__PROBLEM DESCRIPTION__
Identify each line holding the string "JSON" and copy it.

Source records:
———

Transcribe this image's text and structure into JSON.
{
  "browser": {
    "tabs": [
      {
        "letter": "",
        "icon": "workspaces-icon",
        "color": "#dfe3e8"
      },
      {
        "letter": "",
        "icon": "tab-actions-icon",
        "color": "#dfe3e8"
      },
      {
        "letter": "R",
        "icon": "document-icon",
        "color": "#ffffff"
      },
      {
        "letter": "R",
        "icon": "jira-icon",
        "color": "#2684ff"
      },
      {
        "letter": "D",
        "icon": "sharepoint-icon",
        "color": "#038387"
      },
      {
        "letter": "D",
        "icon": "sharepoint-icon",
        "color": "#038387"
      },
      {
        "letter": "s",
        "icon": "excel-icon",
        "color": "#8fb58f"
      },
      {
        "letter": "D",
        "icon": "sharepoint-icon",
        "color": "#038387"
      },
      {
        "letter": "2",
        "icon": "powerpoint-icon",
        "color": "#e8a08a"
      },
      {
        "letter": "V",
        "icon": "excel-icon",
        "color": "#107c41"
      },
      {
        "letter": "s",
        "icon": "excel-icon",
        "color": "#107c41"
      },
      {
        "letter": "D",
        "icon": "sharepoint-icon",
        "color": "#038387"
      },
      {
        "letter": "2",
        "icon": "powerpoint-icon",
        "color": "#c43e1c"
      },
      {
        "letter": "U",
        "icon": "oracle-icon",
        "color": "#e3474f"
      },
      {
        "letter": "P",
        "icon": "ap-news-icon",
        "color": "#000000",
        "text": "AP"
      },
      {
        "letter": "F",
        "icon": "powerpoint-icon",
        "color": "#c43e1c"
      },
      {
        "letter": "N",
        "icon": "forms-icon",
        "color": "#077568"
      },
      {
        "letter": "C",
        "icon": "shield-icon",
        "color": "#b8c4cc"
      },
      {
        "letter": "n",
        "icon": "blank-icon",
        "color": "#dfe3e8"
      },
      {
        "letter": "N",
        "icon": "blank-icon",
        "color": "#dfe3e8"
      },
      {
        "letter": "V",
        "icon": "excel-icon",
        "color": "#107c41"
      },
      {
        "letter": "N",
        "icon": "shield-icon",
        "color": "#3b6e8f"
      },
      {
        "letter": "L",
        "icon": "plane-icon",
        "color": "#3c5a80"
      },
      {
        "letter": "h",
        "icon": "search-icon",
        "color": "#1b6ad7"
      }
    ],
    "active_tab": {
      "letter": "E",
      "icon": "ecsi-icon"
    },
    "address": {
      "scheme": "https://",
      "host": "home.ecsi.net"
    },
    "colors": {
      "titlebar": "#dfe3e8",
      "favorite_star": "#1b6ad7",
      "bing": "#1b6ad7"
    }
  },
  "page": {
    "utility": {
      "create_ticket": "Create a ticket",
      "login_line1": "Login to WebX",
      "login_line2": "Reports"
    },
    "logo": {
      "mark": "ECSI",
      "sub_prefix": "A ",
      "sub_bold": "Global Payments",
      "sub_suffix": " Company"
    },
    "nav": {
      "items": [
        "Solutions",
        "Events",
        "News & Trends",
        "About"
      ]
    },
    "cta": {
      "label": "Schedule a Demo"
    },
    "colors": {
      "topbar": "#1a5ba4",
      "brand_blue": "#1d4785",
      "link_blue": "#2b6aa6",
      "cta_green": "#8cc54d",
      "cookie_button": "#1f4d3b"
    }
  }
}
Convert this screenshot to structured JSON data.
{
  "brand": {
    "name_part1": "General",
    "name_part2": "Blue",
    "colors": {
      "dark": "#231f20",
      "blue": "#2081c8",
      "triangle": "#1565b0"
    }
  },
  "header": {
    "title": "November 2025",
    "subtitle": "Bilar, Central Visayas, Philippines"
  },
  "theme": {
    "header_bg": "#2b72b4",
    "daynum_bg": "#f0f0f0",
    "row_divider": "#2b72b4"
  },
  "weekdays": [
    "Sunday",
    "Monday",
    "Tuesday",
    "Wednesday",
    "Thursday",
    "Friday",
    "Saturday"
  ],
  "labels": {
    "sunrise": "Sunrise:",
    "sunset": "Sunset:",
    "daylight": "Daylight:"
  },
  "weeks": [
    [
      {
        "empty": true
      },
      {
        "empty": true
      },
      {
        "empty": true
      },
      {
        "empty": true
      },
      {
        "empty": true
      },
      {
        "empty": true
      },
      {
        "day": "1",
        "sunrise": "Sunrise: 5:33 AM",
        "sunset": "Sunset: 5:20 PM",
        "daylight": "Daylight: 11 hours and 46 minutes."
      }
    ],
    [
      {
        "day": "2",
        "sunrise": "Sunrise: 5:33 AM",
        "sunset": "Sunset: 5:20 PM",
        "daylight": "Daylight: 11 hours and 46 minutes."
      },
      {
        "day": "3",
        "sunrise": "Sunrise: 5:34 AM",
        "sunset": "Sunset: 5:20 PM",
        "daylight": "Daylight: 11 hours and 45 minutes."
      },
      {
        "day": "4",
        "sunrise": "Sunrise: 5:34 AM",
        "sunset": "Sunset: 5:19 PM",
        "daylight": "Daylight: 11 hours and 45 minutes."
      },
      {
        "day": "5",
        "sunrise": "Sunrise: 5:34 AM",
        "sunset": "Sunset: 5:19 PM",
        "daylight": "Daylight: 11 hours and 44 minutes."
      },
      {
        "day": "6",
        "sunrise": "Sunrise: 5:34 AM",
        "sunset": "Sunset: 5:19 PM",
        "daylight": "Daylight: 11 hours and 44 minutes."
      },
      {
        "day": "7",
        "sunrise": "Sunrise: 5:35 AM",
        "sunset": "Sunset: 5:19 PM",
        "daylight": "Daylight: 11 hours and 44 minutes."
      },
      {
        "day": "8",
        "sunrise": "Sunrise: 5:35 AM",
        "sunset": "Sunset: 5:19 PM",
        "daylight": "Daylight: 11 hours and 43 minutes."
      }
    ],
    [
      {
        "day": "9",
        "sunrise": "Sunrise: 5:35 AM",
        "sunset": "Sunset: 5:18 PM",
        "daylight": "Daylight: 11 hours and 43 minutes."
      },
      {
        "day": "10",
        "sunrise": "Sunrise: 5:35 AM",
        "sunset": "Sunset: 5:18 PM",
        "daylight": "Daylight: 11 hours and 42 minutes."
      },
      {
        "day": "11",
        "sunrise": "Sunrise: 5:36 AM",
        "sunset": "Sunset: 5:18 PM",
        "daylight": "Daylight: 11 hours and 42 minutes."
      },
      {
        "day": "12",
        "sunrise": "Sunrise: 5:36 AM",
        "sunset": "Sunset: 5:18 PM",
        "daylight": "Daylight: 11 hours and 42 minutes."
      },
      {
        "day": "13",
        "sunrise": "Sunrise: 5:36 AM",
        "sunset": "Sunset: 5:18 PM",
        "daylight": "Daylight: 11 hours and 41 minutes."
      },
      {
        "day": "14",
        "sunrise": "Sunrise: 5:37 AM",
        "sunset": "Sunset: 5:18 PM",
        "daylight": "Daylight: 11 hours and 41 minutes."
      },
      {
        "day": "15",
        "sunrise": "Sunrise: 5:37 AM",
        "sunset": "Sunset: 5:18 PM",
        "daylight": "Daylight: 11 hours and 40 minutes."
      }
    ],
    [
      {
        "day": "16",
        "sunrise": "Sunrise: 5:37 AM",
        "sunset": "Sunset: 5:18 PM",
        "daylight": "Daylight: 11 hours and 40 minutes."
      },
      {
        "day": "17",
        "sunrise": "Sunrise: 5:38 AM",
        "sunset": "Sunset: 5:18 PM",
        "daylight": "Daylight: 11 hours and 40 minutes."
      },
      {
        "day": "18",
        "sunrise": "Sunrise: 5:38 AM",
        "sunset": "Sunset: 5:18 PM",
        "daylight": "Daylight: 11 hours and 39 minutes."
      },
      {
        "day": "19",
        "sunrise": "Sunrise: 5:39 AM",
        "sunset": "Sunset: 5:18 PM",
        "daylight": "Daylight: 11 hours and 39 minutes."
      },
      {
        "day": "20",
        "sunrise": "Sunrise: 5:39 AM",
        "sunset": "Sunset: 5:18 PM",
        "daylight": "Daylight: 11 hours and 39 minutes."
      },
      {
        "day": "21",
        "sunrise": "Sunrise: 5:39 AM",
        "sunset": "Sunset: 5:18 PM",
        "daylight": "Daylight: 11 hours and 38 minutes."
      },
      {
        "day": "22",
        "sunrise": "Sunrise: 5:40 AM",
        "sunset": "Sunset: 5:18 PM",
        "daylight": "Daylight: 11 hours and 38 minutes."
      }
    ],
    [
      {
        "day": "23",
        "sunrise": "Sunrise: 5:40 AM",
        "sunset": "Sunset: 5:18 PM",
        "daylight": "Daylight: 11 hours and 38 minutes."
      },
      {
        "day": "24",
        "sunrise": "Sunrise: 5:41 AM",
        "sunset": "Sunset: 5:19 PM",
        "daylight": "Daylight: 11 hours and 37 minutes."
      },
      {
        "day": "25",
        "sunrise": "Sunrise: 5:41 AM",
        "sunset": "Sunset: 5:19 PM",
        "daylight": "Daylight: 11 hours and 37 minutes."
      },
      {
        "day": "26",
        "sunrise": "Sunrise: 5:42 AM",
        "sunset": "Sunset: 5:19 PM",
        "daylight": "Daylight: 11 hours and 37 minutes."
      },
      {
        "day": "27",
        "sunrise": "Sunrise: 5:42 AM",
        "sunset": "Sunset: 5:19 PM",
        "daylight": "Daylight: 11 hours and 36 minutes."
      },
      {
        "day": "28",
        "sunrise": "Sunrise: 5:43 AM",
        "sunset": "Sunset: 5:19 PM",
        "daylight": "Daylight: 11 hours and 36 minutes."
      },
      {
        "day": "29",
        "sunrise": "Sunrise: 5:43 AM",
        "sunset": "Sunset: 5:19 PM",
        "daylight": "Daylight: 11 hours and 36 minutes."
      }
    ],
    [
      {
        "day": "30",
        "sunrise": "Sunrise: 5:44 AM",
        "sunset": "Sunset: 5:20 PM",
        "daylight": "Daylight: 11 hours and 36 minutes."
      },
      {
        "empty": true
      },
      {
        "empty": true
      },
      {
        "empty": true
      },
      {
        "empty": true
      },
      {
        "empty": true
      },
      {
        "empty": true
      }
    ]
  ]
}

———

__CORRECT ANSWER__
Transcribe this image's text and structure into JSON.
Convert this screenshot to structured JSON data.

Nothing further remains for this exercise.